▸ **Directions for this task**
Type out the material below exactly.

▸ **Exercise inputs**
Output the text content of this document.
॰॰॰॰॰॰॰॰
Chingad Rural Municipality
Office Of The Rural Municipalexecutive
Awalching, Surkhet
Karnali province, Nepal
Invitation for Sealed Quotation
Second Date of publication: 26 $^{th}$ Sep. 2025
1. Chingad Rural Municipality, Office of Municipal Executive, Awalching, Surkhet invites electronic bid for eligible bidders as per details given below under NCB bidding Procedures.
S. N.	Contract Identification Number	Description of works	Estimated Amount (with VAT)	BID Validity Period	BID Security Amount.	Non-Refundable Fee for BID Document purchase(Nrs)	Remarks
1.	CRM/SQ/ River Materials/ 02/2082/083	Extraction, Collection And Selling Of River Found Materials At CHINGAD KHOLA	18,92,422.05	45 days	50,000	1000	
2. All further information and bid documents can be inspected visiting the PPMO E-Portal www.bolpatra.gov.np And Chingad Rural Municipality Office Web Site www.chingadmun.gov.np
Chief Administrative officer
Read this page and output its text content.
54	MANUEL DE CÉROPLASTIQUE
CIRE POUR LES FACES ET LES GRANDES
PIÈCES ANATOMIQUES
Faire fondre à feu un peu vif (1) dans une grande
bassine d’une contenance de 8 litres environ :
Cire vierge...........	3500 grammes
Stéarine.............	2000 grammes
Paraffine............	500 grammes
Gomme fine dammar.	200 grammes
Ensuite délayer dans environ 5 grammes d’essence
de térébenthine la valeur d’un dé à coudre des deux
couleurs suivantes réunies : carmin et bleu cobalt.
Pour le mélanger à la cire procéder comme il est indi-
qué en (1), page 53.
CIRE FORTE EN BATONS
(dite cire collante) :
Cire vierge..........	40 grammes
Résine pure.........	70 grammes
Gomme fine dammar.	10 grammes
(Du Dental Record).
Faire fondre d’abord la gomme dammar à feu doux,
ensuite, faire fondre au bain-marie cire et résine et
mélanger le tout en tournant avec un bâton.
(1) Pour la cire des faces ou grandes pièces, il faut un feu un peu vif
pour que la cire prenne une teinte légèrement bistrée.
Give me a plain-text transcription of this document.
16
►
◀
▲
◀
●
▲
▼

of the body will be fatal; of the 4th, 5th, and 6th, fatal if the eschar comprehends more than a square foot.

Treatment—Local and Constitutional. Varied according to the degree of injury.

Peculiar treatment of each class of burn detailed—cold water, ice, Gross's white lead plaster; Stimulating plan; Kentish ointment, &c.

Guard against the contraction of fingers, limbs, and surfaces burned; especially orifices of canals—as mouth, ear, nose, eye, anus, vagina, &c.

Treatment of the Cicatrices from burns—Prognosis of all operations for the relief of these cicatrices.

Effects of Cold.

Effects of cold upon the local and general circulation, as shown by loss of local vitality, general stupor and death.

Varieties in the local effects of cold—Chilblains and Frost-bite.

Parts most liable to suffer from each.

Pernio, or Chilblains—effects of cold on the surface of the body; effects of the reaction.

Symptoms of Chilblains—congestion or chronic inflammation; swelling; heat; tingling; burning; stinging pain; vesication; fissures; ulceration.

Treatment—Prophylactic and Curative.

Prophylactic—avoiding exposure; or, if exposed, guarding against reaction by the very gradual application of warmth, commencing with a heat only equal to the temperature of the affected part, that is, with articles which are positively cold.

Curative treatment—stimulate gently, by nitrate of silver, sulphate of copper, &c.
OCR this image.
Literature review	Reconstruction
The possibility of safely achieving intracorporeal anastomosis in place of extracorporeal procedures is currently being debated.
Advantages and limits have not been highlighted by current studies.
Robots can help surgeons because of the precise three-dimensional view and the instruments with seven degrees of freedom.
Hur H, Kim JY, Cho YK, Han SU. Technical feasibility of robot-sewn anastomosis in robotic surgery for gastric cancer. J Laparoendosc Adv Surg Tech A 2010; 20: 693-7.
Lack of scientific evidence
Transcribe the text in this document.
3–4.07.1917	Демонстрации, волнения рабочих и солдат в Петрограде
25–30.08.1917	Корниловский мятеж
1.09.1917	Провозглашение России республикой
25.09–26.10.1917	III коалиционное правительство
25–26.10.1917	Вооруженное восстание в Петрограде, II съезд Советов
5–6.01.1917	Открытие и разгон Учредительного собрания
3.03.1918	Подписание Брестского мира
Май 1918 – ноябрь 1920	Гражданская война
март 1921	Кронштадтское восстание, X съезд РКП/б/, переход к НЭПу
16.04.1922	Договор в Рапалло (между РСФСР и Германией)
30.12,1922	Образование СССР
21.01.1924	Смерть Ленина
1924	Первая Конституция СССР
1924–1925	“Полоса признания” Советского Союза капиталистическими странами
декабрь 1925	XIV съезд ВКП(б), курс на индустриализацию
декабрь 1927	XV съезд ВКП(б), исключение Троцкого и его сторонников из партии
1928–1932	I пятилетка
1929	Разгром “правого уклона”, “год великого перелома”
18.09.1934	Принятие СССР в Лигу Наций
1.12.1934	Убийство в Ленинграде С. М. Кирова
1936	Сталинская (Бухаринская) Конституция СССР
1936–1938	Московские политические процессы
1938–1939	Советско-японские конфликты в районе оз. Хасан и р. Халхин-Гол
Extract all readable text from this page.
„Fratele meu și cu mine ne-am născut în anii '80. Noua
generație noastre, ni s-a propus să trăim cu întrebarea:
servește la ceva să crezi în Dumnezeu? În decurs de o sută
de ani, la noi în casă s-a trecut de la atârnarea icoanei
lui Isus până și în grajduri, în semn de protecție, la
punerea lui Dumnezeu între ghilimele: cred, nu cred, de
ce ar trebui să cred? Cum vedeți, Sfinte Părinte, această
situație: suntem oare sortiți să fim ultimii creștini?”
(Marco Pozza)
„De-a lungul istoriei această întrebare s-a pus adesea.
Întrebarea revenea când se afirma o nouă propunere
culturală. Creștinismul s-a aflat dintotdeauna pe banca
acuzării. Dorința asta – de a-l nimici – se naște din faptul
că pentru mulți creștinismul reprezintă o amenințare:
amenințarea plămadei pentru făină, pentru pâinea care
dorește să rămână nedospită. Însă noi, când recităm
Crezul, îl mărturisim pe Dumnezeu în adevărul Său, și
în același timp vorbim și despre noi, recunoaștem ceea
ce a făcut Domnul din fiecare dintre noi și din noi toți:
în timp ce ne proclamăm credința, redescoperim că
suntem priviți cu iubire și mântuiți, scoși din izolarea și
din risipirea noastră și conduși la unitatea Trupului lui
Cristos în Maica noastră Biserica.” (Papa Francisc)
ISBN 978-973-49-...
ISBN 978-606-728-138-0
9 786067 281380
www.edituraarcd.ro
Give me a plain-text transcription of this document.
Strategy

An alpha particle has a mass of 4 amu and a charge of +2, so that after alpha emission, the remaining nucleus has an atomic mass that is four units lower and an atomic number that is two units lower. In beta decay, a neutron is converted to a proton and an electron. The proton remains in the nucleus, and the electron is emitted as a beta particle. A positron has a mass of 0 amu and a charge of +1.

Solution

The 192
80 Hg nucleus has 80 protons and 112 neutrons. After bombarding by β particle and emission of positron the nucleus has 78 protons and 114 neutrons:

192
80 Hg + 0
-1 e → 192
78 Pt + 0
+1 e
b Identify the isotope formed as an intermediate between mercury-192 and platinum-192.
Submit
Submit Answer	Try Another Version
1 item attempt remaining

▸ **Correct result**
Output the text content of this document.
॰॰॰॰॰॰॰॰
Chingad Rural Municipality
Office Of The Rural Municipalexecutive
Awalching, Surkhet
Karnali province, Nepal
Invitation for Sealed Quotation
Second Date of publication: 26 $^{th}$ Sep. 2025
1. Chingad Rural Municipality, Office of Municipal Executive, Awalching, Surkhet invites electronic bid for eligible bidders as per details given below under NCB bidding Procedures.
S. N.	Contract Identification Number	Description of works	Estimated Amount (with VAT)	BID Validity Period	BID Security Amount.	Non-Refundable Fee for BID Document purchase(Nrs)	Remarks
1.	CRM/SQ/ River Materials/ 02/2082/083	Extraction, Collection And Selling Of River Found Materials At CHINGAD KHOLA	18,92,422.05	45 days	50,000	1000	
2. All further information and bid documents can be inspected visiting the PPMO E-Portal www.bolpatra.gov.np And Chingad Rural Municipality Office Web Site www.chingadmun.gov.np
Chief Administrative officer
Read this page and output its text content.
54	MANUEL DE CÉROPLASTIQUE
CIRE POUR LES FACES ET LES GRANDES
PIÈCES ANATOMIQUES
Faire fondre à feu un peu vif (1) dans une grande
bassine d’une contenance de 8 litres environ :
Cire vierge...........	3500 grammes
Stéarine.............	2000 grammes
Paraffine............	500 grammes
Gomme fine dammar.	200 grammes
Ensuite délayer dans environ 5 grammes d’essence
de térébenthine la valeur d’un dé à coudre des deux
couleurs suivantes réunies : carmin et bleu cobalt.
Pour le mélanger à la cire procéder comme il est indi-
qué en (1), page 53.
CIRE FORTE EN BATONS
(dite cire collante) :
Cire vierge..........	40 grammes
Résine pure.........	70 grammes
Gomme fine dammar.	10 grammes
(Du Dental Record).
Faire fondre d’abord la gomme dammar à feu doux,
ensuite, faire fondre au bain-marie cire et résine et
mélanger le tout en tournant avec un bâton.
(1) Pour la cire des faces ou grandes pièces, il faut un feu un peu vif
pour que la cire prenne une teinte légèrement bistrée.
Give me a plain-text transcription of this document.
16
►
◀
▲
◀
●
▲
▼

of the body will be fatal; of the 4th, 5th, and 6th, fatal if the eschar comprehends more than a square foot.

Treatment—Local and Constitutional. Varied according to the degree of injury.

Peculiar treatment of each class of burn detailed—cold water, ice, Gross's white lead plaster; Stimulating plan; Kentish ointment, &c.

Guard against the contraction of fingers, limbs, and surfaces burned; especially orifices of canals—as mouth, ear, nose, eye, anus, vagina, &c.

Treatment of the Cicatrices from burns—Prognosis of all operations for the relief of these cicatrices.

Effects of Cold.

Effects of cold upon the local and general circulation, as shown by loss of local vitality, general stupor and death.

Varieties in the local effects of cold—Chilblains and Frost-bite.

Parts most liable to suffer from each.

Pernio, or Chilblains—effects of cold on the surface of the body; effects of the reaction.

Symptoms of Chilblains—congestion or chronic inflammation; swelling; heat; tingling; burning; stinging pain; vesication; fissures; ulceration.

Treatment—Prophylactic and Curative.

Prophylactic—avoiding exposure; or, if exposed, guarding against reaction by the very gradual application of warmth, commencing with a heat only equal to the temperature of the affected part, that is, with articles which are positively cold.

Curative treatment—stimulate gently, by nitrate of silver, sulphate of copper, &c.
OCR this image.
Literature review	Reconstruction
The possibility of safely achieving intracorporeal anastomosis in place of extracorporeal procedures is currently being debated.
Advantages and limits have not been highlighted by current studies.
Robots can help surgeons because of the precise three-dimensional view and the instruments with seven degrees of freedom.
Hur H, Kim JY, Cho YK, Han SU. Technical feasibility of robot-sewn anastomosis in robotic surgery for gastric cancer. J Laparoendosc Adv Surg Tech A 2010; 20: 693-7.
Lack of scientific evidence
Transcribe the text in this document.
3–4.07.1917	Демонстрации, волнения рабочих и солдат в Петрограде
25–30.08.1917	Корниловский мятеж
1.09.1917	Провозглашение России республикой
25.09–26.10.1917	III коалиционное правительство
25–26.10.1917	Вооруженное восстание в Петрограде, II съезд Советов
5–6.01.1917	Открытие и разгон Учредительного собрания
3.03.1918	Подписание Брестского мира
Май 1918 – ноябрь 1920	Гражданская война
март 1921	Кронштадтское восстание, X съезд РКП/б/, переход к НЭПу
16.04.1922	Договор в Рапалло (между РСФСР и Германией)
30.12,1922	Образование СССР
21.01.1924	Смерть Ленина
1924	Первая Конституция СССР
1924–1925	“Полоса признания” Советского Союза капиталистическими странами
декабрь 1925	XIV съезд ВКП(б), курс на индустриализацию
декабрь 1927	XV съезд ВКП(б), исключение Троцкого и его сторонников из партии
1928–1932	I пятилетка
1929	Разгром “правого уклона”, “год великого перелома”
18.09.1934	Принятие СССР в Лигу Наций
1.12.1934	Убийство в Ленинграде С. М. Кирова
1936	Сталинская (Бухаринская) Конституция СССР
1936–1938	Московские политические процессы
1938–1939	Советско-японские конфликты в районе оз. Хасан и р. Халхин-Гол
Extract all readable text from this page.
„Fratele meu și cu mine ne-am născut în anii '80. Noua
generație noastre, ni s-a propus să trăim cu întrebarea:
servește la ceva să crezi în Dumnezeu? În decurs de o sută
de ani, la noi în casă s-a trecut de la atârnarea icoanei
lui Isus până și în grajduri, în semn de protecție, la
punerea lui Dumnezeu între ghilimele: cred, nu cred, de
ce ar trebui să cred? Cum vedeți, Sfinte Părinte, această
situație: suntem oare sortiți să fim ultimii creștini?”
(Marco Pozza)
„De-a lungul istoriei această întrebare s-a pus adesea.
Întrebarea revenea când se afirma o nouă propunere
culturală. Creștinismul s-a aflat dintotdeauna pe banca
acuzării. Dorința asta – de a-l nimici – se naște din faptul
că pentru mulți creștinismul reprezintă o amenințare:
amenințarea plămadei pentru făină, pentru pâinea care
dorește să rămână nedospită. Însă noi, când recităm
Crezul, îl mărturisim pe Dumnezeu în adevărul Său, și
în același timp vorbim și despre noi, recunoaștem ceea
ce a făcut Domnul din fiecare dintre noi și din noi toți:
în timp ce ne proclamăm credința, redescoperim că
suntem priviți cu iubire și mântuiți, scoși din izolarea și
din risipirea noastră și conduși la unitatea Trupului lui
Cristos în Maica noastră Biserica.” (Papa Francisc)
ISBN 978-973-49-...
ISBN 978-606-728-138-0
9 786067 281380
www.edituraarcd.ro
Give me a plain-text transcription of this document.
Strategy

An alpha particle has a mass of 4 amu and a charge of +2, so that after alpha emission, the remaining nucleus has an atomic mass that is four units lower and an atomic number that is two units lower. In beta decay, a neutron is converted to a proton and an electron. The proton remains in the nucleus, and the electron is emitted as a beta particle. A positron has a mass of 0 amu and a charge of +1.

Solution

The 192
80 Hg nucleus has 80 protons and 112 neutrons. After bombarding by β particle and emission of positron the nucleus has 78 protons and 114 neutrons:

192
80 Hg + 0
-1 e → 192
78 Pt + 0
+1 e
b Identify the isotope formed as an intermediate between mercury-192 and platinum-192.
Submit
Submit Answer	Try Another Version
1 item attempt remaining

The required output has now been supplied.